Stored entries
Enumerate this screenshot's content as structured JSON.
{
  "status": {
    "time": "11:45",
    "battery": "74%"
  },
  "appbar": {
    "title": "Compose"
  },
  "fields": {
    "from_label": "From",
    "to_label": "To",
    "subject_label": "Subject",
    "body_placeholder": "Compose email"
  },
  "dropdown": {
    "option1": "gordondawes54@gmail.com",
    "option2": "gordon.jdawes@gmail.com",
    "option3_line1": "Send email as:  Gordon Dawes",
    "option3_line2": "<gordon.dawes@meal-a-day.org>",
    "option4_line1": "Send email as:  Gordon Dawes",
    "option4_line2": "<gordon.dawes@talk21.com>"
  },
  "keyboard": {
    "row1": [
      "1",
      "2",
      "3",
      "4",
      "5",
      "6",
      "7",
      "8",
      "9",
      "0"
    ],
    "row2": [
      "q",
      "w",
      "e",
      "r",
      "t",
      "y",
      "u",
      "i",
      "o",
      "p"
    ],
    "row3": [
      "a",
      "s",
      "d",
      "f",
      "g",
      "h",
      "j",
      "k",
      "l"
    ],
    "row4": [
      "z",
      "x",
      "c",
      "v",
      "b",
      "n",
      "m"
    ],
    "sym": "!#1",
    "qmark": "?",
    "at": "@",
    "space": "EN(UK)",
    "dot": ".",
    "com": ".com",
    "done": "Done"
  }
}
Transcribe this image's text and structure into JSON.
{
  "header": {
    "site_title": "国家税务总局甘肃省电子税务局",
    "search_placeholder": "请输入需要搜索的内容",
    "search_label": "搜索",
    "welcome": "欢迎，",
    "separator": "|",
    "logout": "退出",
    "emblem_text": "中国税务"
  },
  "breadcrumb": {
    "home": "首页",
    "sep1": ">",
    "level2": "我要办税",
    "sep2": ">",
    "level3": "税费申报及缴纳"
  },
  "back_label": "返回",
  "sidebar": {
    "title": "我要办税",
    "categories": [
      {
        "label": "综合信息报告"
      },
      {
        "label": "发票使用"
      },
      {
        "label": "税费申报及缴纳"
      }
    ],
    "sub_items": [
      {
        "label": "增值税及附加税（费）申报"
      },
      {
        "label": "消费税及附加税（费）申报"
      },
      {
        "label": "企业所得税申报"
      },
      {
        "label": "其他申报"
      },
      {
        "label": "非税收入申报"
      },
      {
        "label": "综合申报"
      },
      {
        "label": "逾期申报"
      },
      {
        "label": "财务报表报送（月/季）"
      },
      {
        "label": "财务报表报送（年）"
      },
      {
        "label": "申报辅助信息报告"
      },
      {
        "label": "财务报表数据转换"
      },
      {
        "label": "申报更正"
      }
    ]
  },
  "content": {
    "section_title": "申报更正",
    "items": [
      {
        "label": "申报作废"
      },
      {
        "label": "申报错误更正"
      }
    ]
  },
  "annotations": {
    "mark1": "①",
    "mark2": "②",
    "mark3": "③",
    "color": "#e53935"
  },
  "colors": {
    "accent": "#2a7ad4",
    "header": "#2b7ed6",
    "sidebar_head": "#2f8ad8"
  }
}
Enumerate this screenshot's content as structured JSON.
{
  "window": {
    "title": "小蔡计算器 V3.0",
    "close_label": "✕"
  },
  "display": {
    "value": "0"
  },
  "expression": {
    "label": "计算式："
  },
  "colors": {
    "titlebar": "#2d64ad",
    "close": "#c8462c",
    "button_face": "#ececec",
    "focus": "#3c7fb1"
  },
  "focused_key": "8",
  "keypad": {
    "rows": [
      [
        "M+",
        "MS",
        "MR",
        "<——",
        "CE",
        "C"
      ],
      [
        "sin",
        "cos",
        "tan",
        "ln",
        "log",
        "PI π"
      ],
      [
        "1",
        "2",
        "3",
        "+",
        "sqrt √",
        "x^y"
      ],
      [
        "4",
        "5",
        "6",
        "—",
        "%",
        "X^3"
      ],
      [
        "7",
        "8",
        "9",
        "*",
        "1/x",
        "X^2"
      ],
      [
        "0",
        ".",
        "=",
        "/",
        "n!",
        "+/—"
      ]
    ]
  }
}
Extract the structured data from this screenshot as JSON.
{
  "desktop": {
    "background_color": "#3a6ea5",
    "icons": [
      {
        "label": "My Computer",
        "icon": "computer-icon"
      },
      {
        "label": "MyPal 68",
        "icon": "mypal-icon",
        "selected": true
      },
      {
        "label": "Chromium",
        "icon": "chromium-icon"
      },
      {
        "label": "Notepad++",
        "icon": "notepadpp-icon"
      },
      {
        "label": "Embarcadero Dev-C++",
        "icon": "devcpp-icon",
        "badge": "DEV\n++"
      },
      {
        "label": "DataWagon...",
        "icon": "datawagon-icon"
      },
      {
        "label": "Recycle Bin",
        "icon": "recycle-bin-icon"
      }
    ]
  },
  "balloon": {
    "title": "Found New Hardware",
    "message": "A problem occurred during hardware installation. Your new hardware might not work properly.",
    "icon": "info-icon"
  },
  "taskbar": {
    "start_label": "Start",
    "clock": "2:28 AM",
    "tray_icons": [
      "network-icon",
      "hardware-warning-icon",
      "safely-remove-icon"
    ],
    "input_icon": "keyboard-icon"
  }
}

▶ Task brief:
Extract all of the data shown above without alteration.

▶ Exercise result:
Enumerate this screenshot's content as structured JSON.
{
  "status": {
    "time": "11:45",
    "battery": "74%"
  },
  "appbar": {
    "title": "Compose"
  },
  "fields": {
    "from_label": "From",
    "to_label": "To",
    "subject_label": "Subject",
    "body_placeholder": "Compose email"
  },
  "dropdown": {
    "option1": "gordondawes54@gmail.com",
    "option2": "gordon.jdawes@gmail.com",
    "option3_line1": "Send email as:  Gordon Dawes",
    "option3_line2": "<gordon.dawes@meal-a-day.org>",
    "option4_line1": "Send email as:  Gordon Dawes",
    "option4_line2": "<gordon.dawes@talk21.com>"
  },
  "keyboard": {
    "row1": [
      "1",
      "2",
      "3",
      "4",
      "5",
      "6",
      "7",
      "8",
      "9",
      "0"
    ],
    "row2": [
      "q",
      "w",
      "e",
      "r",
      "t",
      "y",
      "u",
      "i",
      "o",
      "p"
    ],
    "row3": [
      "a",
      "s",
      "d",
      "f",
      "g",
      "h",
      "j",
      "k",
      "l"
    ],
    "row4": [
      "z",
      "x",
      "c",
      "v",
      "b",
      "n",
      "m"
    ],
    "sym": "!#1",
    "qmark": "?",
    "at": "@",
    "space": "EN(UK)",
    "dot": ".",
    "com": ".com",
    "done": "Done"
  }
}
Transcribe this image's text and structure into JSON.
{
  "header": {
    "site_title": "国家税务总局甘肃省电子税务局",
    "search_placeholder": "请输入需要搜索的内容",
    "search_label": "搜索",
    "welcome": "欢迎，",
    "separator": "|",
    "logout": "退出",
    "emblem_text": "中国税务"
  },
  "breadcrumb": {
    "home": "首页",
    "sep1": ">",
    "level2": "我要办税",
    "sep2": ">",
    "level3": "税费申报及缴纳"
  },
  "back_label": "返回",
  "sidebar": {
    "title": "我要办税",
    "categories": [
      {
        "label": "综合信息报告"
      },
      {
        "label": "发票使用"
      },
      {
        "label": "税费申报及缴纳"
      }
    ],
    "sub_items": [
      {
        "label": "增值税及附加税（费）申报"
      },
      {
        "label": "消费税及附加税（费）申报"
      },
      {
        "label": "企业所得税申报"
      },
      {
        "label": "其他申报"
      },
      {
        "label": "非税收入申报"
      },
      {
        "label": "综合申报"
      },
      {
        "label": "逾期申报"
      },
      {
        "label": "财务报表报送（月/季）"
      },
      {
        "label": "财务报表报送（年）"
      },
      {
        "label": "申报辅助信息报告"
      },
      {
        "label": "财务报表数据转换"
      },
      {
        "label": "申报更正"
      }
    ]
  },
  "content": {
    "section_title": "申报更正",
    "items": [
      {
        "label": "申报作废"
      },
      {
        "label": "申报错误更正"
      }
    ]
  },
  "annotations": {
    "mark1": "①",
    "mark2": "②",
    "mark3": "③",
    "color": "#e53935"
  },
  "colors": {
    "accent": "#2a7ad4",
    "header": "#2b7ed6",
    "sidebar_head": "#2f8ad8"
  }
}
Enumerate this screenshot's content as structured JSON.
{
  "window": {
    "title": "小蔡计算器 V3.0",
    "close_label": "✕"
  },
  "display": {
    "value": "0"
  },
  "expression": {
    "label": "计算式："
  },
  "colors": {
    "titlebar": "#2d64ad",
    "close": "#c8462c",
    "button_face": "#ececec",
    "focus": "#3c7fb1"
  },
  "focused_key": "8",
  "keypad": {
    "rows": [
      [
        "M+",
        "MS",
        "MR",
        "<——",
        "CE",
        "C"
      ],
      [
        "sin",
        "cos",
        "tan",
        "ln",
        "log",
        "PI π"
      ],
      [
        "1",
        "2",
        "3",
        "+",
        "sqrt √",
        "x^y"
      ],
      [
        "4",
        "5",
        "6",
        "—",
        "%",
        "X^3"
      ],
      [
        "7",
        "8",
        "9",
        "*",
        "1/x",
        "X^2"
      ],
      [
        "0",
        ".",
        "=",
        "/",
        "n!",
        "+/—"
      ]
    ]
  }
}
Extract the structured data from this screenshot as JSON.
{
  "desktop": {
    "background_color": "#3a6ea5",
    "icons": [
      {
        "label": "My Computer",
        "icon": "computer-icon"
      },
      {
        "label": "MyPal 68",
        "icon": "mypal-icon",
        "selected": true
      },
      {
        "label": "Chromium",
        "icon": "chromium-icon"
      },
      {
        "label": "Notepad++",
        "icon": "notepadpp-icon"
      },
      {
        "label": "Embarcadero Dev-C++",
        "icon": "devcpp-icon",
        "badge": "DEV\n++"
      },
      {
        "label": "DataWagon...",
        "icon": "datawagon-icon"
      },
      {
        "label": "Recycle Bin",
        "icon": "recycle-bin-icon"
      }
    ]
  },
  "balloon": {
    "title": "Found New Hardware",
    "message": "A problem occurred during hardware installation. Your new hardware might not work properly.",
    "icon": "info-icon"
  },
  "taskbar": {
    "start_label": "Start",
    "clock": "2:28 AM",
    "tray_icons": [
      "network-icon",
      "hardware-warning-icon",
      "safely-remove-icon"
    ],
    "input_icon": "keyboard-icon"
  }
}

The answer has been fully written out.